In 2025, Investcorp was listed as one of the world's largest private real estate companies by PERE, and one of the world's largest private equity firms by Private Equity International. It also saw Starwood's John McCarthy join the team as Advisory Director, to help guide the firms' Real Assets initiatives.

Recent investments include:
- University of Florida and University of Texas, two student housing properties, 2024
- Texas A&M University, Texas State University, University of Kentucky and University of Oklahoma student properties, 2024
- Letterkenny retail part and Deerpark Retail Park, Irish retail sites in County Kerry, 2024
- Dallas & Atlanta Infill Portfolio, 16-building portfolio, 2024
- West Coast Infill Portfolio, 17 building portfolio, 2024
- Tampa Industrial Portfolio, 8 building industrial portfolio, 2024
- Minneapolis and Baltimore Portfolio, 27 properties, 2025

===Absolute Return Investments===
Established in 1996, Investcorp's Absolute Return Investments business grew to an approximate value of $3.5 billion capital under management, out of which approximately $0.2 billion is reserved for proprietary investments. The Absolute Return Investments business provides institutional investors with access to its emerging manager program, investing with and seeding early-stage managers who, according to Investcorp research, outperform larger hedge funds on a risk-adjusted basis. In 2020, Investcorp merged its Absolute Return Investments business with Tages Group, a European alternative asset management firm, creating a 50/50 joint venture.

===Credit management===
Investcorp Credit Management was formed after the acquisition and integration of the debt management business of 3i (“3iDM”) in 2017. Investcorp Credit Management has assets under management of over $22 billion. Based in London, New York, and Singapore, they manage funds that invest primarily in senior secured corporate debt issued by mid and large-cap corporates in Western Europe and the US.

===Investcorp Insurance===
In October 2021, the company launched its Investcorp Insurance Solutions platform which provides investment management services to meet the investment needs of insurers.

# Assigned task:
In the Investcorp passage, what did the 3i acquisition lead to in 2017?

[Stored items]

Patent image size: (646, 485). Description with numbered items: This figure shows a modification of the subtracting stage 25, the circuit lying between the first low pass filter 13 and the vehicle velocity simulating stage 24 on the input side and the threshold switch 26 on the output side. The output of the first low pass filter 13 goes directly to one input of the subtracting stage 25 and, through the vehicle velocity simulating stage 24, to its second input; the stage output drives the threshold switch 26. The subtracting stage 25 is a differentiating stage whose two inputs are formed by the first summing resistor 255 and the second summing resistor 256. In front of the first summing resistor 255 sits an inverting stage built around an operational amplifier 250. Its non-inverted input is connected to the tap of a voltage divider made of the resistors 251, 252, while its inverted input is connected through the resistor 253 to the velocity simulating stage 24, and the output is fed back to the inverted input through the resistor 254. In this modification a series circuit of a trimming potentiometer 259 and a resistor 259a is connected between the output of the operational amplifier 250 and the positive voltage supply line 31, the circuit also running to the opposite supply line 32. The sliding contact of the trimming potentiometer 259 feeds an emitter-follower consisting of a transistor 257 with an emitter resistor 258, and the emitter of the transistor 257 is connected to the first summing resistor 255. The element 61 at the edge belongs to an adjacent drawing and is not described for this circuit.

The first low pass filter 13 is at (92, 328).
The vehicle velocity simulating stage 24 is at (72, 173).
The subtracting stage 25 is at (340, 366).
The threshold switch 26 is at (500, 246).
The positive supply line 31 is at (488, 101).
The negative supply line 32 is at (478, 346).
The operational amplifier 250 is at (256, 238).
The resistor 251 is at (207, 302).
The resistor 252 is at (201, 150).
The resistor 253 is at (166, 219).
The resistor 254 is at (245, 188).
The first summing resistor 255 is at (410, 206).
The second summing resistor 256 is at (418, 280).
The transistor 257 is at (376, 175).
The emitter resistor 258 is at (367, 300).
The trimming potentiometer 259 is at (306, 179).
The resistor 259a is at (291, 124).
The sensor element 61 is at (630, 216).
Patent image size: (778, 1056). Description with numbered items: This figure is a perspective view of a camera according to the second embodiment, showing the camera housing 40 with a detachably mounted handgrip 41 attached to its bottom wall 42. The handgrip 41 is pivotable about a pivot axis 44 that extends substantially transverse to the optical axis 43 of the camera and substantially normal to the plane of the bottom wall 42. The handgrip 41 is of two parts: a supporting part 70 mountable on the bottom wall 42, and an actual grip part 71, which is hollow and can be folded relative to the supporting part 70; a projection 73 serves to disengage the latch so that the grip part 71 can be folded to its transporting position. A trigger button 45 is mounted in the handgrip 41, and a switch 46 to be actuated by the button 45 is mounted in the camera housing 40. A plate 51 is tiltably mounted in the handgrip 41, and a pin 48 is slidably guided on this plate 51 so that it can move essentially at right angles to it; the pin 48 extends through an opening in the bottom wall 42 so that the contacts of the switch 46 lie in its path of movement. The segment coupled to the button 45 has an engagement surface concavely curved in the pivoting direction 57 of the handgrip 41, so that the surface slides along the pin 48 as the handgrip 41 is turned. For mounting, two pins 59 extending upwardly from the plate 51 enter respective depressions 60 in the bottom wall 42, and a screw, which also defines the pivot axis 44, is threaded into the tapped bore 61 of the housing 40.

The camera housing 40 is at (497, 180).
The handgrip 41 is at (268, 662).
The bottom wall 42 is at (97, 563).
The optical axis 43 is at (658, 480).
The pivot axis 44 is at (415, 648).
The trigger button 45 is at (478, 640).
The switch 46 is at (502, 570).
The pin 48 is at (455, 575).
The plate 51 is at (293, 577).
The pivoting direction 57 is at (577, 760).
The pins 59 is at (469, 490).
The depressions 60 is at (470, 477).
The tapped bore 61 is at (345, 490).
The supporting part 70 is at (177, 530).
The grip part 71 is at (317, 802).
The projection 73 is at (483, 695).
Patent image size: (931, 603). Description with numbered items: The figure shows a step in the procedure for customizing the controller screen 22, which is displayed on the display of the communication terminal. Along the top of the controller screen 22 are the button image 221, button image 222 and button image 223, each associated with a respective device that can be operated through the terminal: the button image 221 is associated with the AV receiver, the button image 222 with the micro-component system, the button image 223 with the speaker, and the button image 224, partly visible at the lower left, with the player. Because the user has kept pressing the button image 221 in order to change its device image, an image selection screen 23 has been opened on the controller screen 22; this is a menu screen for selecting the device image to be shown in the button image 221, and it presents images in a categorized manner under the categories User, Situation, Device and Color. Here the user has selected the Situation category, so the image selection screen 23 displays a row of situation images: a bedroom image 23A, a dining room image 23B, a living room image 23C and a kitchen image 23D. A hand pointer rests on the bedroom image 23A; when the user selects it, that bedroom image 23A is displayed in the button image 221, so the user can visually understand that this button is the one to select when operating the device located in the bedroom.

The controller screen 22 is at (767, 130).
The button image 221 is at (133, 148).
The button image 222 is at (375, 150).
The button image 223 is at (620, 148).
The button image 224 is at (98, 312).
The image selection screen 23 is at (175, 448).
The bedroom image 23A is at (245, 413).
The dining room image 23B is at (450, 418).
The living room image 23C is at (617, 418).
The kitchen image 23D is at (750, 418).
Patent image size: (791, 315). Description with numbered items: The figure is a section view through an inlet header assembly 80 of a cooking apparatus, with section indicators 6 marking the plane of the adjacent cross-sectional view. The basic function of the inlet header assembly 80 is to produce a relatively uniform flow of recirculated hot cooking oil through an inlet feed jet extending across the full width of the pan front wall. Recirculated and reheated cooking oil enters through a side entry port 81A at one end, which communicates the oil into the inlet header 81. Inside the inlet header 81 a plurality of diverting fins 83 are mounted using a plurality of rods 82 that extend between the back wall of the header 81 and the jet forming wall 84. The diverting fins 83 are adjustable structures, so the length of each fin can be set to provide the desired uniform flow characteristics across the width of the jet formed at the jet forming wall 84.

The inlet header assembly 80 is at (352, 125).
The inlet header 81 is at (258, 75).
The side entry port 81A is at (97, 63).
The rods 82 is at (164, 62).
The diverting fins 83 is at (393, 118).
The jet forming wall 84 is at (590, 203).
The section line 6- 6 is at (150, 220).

# Response to this task:
The acquisition and integration of 3i's debt management business led to the formation of Investcorp Credit Management.